Request » Look through the material below. Copy each line that contains the string "text".

[Start Input for this task]

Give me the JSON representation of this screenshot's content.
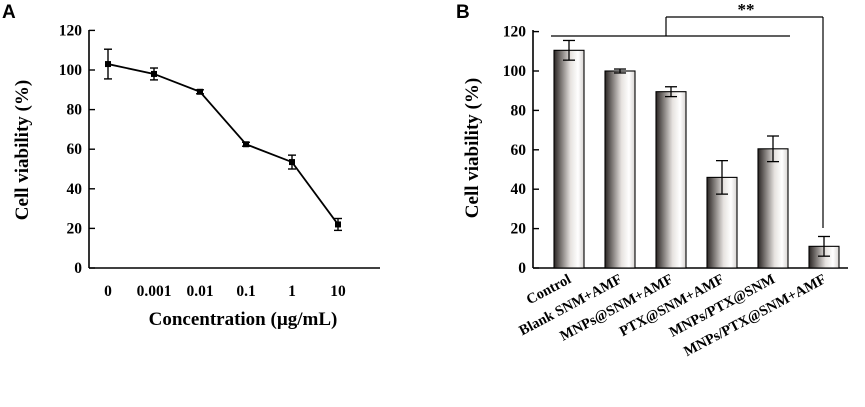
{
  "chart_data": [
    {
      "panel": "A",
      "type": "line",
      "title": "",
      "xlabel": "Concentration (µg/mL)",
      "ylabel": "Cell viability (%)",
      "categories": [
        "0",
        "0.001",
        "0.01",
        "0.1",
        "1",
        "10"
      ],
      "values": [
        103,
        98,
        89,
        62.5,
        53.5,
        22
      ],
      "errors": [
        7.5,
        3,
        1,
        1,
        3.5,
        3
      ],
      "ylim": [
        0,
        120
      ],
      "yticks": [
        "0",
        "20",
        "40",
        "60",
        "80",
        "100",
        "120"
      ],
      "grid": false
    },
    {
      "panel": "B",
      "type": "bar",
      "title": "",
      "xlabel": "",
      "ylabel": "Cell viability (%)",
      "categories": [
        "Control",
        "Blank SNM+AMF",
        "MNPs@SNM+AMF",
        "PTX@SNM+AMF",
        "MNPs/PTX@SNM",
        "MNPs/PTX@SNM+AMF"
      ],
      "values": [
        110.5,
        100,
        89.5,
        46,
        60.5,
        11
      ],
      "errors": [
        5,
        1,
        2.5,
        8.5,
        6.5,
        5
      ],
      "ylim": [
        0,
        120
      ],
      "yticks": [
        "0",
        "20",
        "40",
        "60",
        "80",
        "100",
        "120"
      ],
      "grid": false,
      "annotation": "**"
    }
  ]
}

[End Input for this task]
[Start Input for this task]

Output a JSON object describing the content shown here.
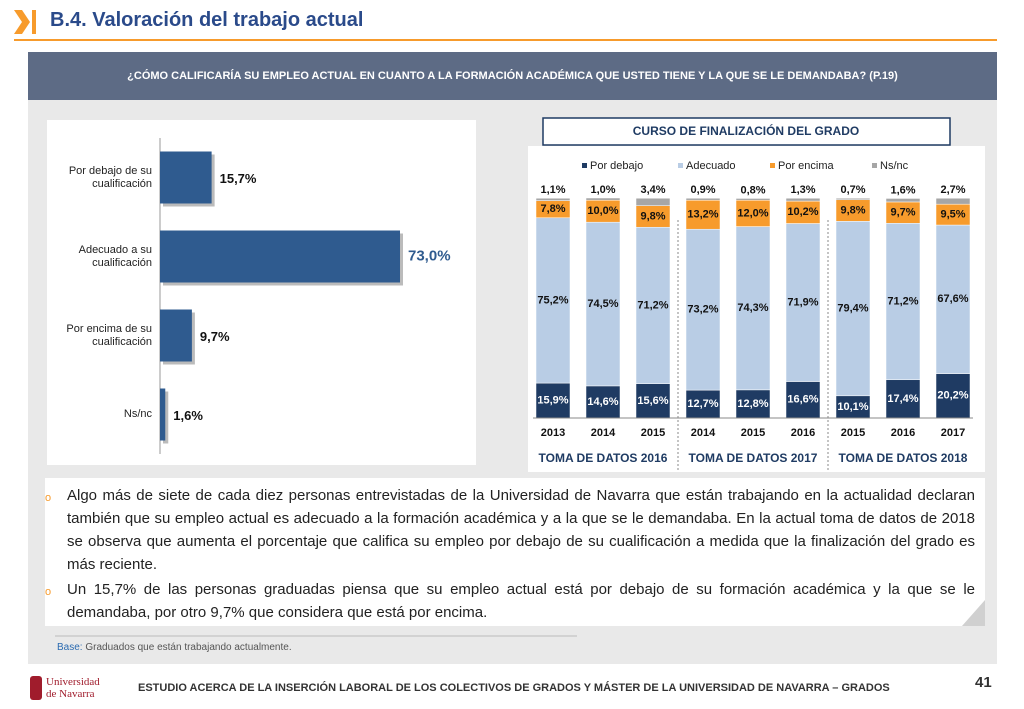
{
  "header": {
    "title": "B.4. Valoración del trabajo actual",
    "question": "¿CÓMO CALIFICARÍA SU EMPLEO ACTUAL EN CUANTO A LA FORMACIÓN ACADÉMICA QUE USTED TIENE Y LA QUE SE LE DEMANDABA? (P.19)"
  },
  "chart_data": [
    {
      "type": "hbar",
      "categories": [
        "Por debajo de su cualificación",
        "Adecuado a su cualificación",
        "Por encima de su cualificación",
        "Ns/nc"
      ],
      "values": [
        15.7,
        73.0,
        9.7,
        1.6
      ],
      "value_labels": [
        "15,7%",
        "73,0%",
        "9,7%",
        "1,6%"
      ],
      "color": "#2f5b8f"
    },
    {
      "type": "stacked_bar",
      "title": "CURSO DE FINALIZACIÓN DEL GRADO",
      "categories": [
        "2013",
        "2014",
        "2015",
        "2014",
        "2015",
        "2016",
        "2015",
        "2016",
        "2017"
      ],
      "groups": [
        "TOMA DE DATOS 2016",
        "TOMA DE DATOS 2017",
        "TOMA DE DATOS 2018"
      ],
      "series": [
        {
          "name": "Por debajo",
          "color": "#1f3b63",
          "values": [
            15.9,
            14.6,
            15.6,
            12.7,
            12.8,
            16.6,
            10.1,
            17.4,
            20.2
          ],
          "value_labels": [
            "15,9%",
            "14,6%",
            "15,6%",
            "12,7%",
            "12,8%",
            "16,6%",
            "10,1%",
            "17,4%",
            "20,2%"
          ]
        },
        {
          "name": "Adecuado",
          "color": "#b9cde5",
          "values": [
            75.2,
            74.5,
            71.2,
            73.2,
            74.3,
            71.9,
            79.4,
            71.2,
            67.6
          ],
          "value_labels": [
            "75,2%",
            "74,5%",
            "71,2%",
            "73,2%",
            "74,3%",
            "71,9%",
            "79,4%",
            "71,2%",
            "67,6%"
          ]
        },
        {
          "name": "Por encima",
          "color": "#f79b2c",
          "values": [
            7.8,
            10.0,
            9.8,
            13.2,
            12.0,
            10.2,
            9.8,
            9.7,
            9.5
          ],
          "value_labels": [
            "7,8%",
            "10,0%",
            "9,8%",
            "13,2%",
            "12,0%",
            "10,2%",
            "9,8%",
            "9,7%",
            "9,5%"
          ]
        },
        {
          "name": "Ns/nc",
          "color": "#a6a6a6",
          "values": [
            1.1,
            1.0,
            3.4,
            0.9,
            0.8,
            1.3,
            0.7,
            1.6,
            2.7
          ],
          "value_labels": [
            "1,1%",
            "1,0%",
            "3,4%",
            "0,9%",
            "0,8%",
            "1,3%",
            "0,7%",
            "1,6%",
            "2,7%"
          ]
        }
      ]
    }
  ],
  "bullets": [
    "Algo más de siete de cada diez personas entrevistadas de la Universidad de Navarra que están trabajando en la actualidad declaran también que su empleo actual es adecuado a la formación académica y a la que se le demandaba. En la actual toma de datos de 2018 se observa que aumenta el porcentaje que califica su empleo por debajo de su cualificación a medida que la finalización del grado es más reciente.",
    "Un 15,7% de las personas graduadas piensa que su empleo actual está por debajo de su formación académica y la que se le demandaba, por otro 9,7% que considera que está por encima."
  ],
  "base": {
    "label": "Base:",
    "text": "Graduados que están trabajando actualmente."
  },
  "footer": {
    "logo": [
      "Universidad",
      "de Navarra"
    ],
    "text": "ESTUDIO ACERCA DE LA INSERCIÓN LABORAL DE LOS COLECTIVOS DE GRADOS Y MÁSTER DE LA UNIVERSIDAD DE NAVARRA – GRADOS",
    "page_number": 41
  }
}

[End Input for this task]

Exercise output »
    "text": "Graduados que están trabajando actualmente."
    "text": "ESTUDIO ACERCA DE LA INSERCIÓN LABORAL DE LOS COLECTIVOS DE GRADOS Y MÁSTER DE LA UNIVERSIDAD DE NAVARRA – GRADOS",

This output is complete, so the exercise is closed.